──────── DATA SHOWN ────────

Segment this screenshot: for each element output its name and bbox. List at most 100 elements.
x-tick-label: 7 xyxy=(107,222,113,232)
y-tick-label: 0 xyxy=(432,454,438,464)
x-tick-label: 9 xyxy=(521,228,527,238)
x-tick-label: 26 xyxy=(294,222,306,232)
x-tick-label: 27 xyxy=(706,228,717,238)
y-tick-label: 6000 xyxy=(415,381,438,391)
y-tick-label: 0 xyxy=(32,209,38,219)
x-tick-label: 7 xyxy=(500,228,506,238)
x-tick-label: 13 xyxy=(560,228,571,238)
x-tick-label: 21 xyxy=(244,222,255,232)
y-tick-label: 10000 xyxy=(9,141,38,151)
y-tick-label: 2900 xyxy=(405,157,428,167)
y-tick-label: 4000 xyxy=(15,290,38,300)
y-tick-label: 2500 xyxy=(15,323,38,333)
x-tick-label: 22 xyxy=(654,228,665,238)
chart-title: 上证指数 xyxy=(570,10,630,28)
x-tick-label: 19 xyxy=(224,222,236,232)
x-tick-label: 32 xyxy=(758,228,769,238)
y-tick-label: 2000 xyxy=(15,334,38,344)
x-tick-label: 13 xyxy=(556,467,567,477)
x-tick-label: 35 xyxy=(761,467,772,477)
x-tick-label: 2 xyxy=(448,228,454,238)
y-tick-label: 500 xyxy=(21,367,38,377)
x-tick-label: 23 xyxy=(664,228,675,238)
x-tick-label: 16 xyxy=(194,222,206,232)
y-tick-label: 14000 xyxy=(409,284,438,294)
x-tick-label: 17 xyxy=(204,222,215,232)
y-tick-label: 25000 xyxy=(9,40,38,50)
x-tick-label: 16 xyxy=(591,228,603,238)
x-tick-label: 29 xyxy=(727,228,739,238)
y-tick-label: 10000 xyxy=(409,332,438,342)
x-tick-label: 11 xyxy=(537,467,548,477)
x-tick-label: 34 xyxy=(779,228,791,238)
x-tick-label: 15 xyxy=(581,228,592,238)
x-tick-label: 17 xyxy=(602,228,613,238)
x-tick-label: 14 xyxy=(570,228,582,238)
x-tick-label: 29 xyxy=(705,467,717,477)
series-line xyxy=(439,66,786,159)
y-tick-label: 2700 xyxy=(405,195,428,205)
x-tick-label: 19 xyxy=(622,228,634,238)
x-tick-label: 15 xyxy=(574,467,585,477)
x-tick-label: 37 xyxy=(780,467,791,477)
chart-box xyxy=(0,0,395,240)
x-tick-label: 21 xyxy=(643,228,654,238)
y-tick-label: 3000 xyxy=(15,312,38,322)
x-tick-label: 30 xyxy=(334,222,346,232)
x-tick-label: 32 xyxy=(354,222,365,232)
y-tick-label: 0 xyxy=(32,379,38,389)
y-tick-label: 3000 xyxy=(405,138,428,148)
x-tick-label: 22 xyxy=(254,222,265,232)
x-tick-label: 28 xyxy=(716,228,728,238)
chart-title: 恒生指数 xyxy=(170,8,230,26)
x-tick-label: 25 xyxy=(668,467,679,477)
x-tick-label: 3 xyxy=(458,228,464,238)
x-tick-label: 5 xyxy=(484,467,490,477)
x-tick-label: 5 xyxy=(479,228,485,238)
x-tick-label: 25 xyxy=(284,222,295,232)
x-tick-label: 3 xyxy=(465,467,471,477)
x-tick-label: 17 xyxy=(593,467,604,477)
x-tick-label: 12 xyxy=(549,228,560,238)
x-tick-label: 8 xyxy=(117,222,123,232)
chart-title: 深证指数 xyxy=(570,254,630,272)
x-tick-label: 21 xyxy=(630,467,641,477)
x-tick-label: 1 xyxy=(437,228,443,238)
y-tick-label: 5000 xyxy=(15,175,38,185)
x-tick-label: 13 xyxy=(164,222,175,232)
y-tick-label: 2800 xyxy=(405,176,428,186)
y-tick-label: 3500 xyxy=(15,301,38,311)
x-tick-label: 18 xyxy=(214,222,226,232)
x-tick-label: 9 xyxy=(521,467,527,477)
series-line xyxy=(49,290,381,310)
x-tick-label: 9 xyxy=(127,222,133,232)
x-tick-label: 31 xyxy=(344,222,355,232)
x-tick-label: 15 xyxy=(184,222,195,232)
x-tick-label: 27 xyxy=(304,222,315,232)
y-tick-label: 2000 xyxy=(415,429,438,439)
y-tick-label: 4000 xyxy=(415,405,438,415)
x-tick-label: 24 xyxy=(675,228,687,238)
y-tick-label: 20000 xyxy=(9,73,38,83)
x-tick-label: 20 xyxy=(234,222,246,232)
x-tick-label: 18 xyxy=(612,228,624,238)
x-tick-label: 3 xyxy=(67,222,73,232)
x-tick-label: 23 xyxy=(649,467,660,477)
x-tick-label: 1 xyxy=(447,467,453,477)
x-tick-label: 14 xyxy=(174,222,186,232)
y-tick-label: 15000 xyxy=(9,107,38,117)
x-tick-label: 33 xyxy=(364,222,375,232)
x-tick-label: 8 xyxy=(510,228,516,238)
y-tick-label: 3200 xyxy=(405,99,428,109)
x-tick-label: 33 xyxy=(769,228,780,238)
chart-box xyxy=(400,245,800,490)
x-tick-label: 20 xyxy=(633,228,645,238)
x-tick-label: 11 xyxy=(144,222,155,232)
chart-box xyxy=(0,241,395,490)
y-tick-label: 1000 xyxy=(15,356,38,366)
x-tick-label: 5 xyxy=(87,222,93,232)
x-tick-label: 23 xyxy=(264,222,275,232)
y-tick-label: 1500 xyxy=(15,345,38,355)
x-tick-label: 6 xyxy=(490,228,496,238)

────────

### STATED PROBLEM
Reproduce the data above line for line, changing nothing.

### ANSWER TO THIS TASK
Segment this screenshot: for each element output its name and bbox. List at most 100 elements.
x-tick-label: 7 xyxy=(107,222,113,232)
y-tick-label: 0 xyxy=(432,454,438,464)
x-tick-label: 9 xyxy=(521,228,527,238)
x-tick-label: 26 xyxy=(294,222,306,232)
x-tick-label: 27 xyxy=(706,228,717,238)
y-tick-label: 6000 xyxy=(415,381,438,391)
y-tick-label: 0 xyxy=(32,209,38,219)
x-tick-label: 7 xyxy=(500,228,506,238)
x-tick-label: 13 xyxy=(560,228,571,238)
x-tick-label: 21 xyxy=(244,222,255,232)
y-tick-label: 10000 xyxy=(9,141,38,151)
y-tick-label: 2900 xyxy=(405,157,428,167)
y-tick-label: 4000 xyxy=(15,290,38,300)
y-tick-label: 2500 xyxy=(15,323,38,333)
x-tick-label: 22 xyxy=(654,228,665,238)
chart-title: 上证指数 xyxy=(570,10,630,28)
x-tick-label: 19 xyxy=(224,222,236,232)
x-tick-label: 32 xyxy=(758,228,769,238)
y-tick-label: 2000 xyxy=(15,334,38,344)
x-tick-label: 13 xyxy=(556,467,567,477)
x-tick-label: 35 xyxy=(761,467,772,477)
x-tick-label: 2 xyxy=(448,228,454,238)
y-tick-label: 500 xyxy=(21,367,38,377)
x-tick-label: 23 xyxy=(664,228,675,238)
x-tick-label: 16 xyxy=(194,222,206,232)
y-tick-label: 14000 xyxy=(409,284,438,294)
x-tick-label: 17 xyxy=(204,222,215,232)
y-tick-label: 25000 xyxy=(9,40,38,50)
x-tick-label: 16 xyxy=(591,228,603,238)
x-tick-label: 29 xyxy=(727,228,739,238)
y-tick-label: 10000 xyxy=(409,332,438,342)
x-tick-label: 11 xyxy=(537,467,548,477)
x-tick-label: 34 xyxy=(779,228,791,238)
x-tick-label: 15 xyxy=(581,228,592,238)
x-tick-label: 17 xyxy=(602,228,613,238)
x-tick-label: 14 xyxy=(570,228,582,238)
x-tick-label: 29 xyxy=(705,467,717,477)
series-line xyxy=(439,66,786,159)
y-tick-label: 2700 xyxy=(405,195,428,205)
x-tick-label: 19 xyxy=(622,228,634,238)
x-tick-label: 15 xyxy=(574,467,585,477)
x-tick-label: 37 xyxy=(780,467,791,477)
chart-box xyxy=(0,0,395,240)
x-tick-label: 21 xyxy=(643,228,654,238)
y-tick-label: 3000 xyxy=(15,312,38,322)
x-tick-label: 30 xyxy=(334,222,346,232)
x-tick-label: 32 xyxy=(354,222,365,232)
y-tick-label: 0 xyxy=(32,379,38,389)
y-tick-label: 3000 xyxy=(405,138,428,148)
x-tick-label: 22 xyxy=(254,222,265,232)
x-tick-label: 28 xyxy=(716,228,728,238)
chart-title: 恒生指数 xyxy=(170,8,230,26)
x-tick-label: 25 xyxy=(668,467,679,477)
x-tick-label: 3 xyxy=(458,228,464,238)
x-tick-label: 5 xyxy=(484,467,490,477)
x-tick-label: 5 xyxy=(479,228,485,238)
x-tick-label: 25 xyxy=(284,222,295,232)
x-tick-label: 3 xyxy=(465,467,471,477)
x-tick-label: 17 xyxy=(593,467,604,477)
x-tick-label: 12 xyxy=(549,228,560,238)
x-tick-label: 8 xyxy=(117,222,123,232)
chart-title: 深证指数 xyxy=(570,254,630,272)
x-tick-label: 21 xyxy=(630,467,641,477)
x-tick-label: 1 xyxy=(437,228,443,238)
y-tick-label: 5000 xyxy=(15,175,38,185)
x-tick-label: 13 xyxy=(164,222,175,232)
y-tick-label: 2800 xyxy=(405,176,428,186)
y-tick-label: 3500 xyxy=(15,301,38,311)
x-tick-label: 18 xyxy=(214,222,226,232)
x-tick-label: 9 xyxy=(521,467,527,477)
series-line xyxy=(49,290,381,310)
x-tick-label: 9 xyxy=(127,222,133,232)
x-tick-label: 31 xyxy=(344,222,355,232)
x-tick-label: 15 xyxy=(184,222,195,232)
x-tick-label: 27 xyxy=(304,222,315,232)
y-tick-label: 2000 xyxy=(415,429,438,439)
y-tick-label: 4000 xyxy=(415,405,438,415)
x-tick-label: 24 xyxy=(675,228,687,238)
y-tick-label: 20000 xyxy=(9,73,38,83)
x-tick-label: 20 xyxy=(234,222,246,232)
x-tick-label: 18 xyxy=(612,228,624,238)
x-tick-label: 3 xyxy=(67,222,73,232)
x-tick-label: 23 xyxy=(649,467,660,477)
x-tick-label: 1 xyxy=(447,467,453,477)
x-tick-label: 14 xyxy=(174,222,186,232)
y-tick-label: 15000 xyxy=(9,107,38,117)
x-tick-label: 33 xyxy=(364,222,375,232)
x-tick-label: 8 xyxy=(510,228,516,238)
y-tick-label: 3200 xyxy=(405,99,428,109)
x-tick-label: 33 xyxy=(769,228,780,238)
chart-box xyxy=(400,245,800,490)
x-tick-label: 20 xyxy=(633,228,645,238)
x-tick-label: 11 xyxy=(144,222,155,232)
chart-box xyxy=(0,241,395,490)
y-tick-label: 1000 xyxy=(15,356,38,366)
x-tick-label: 5 xyxy=(87,222,93,232)
x-tick-label: 23 xyxy=(264,222,275,232)
y-tick-label: 1500 xyxy=(15,345,38,355)
x-tick-label: 6 xyxy=(490,228,496,238)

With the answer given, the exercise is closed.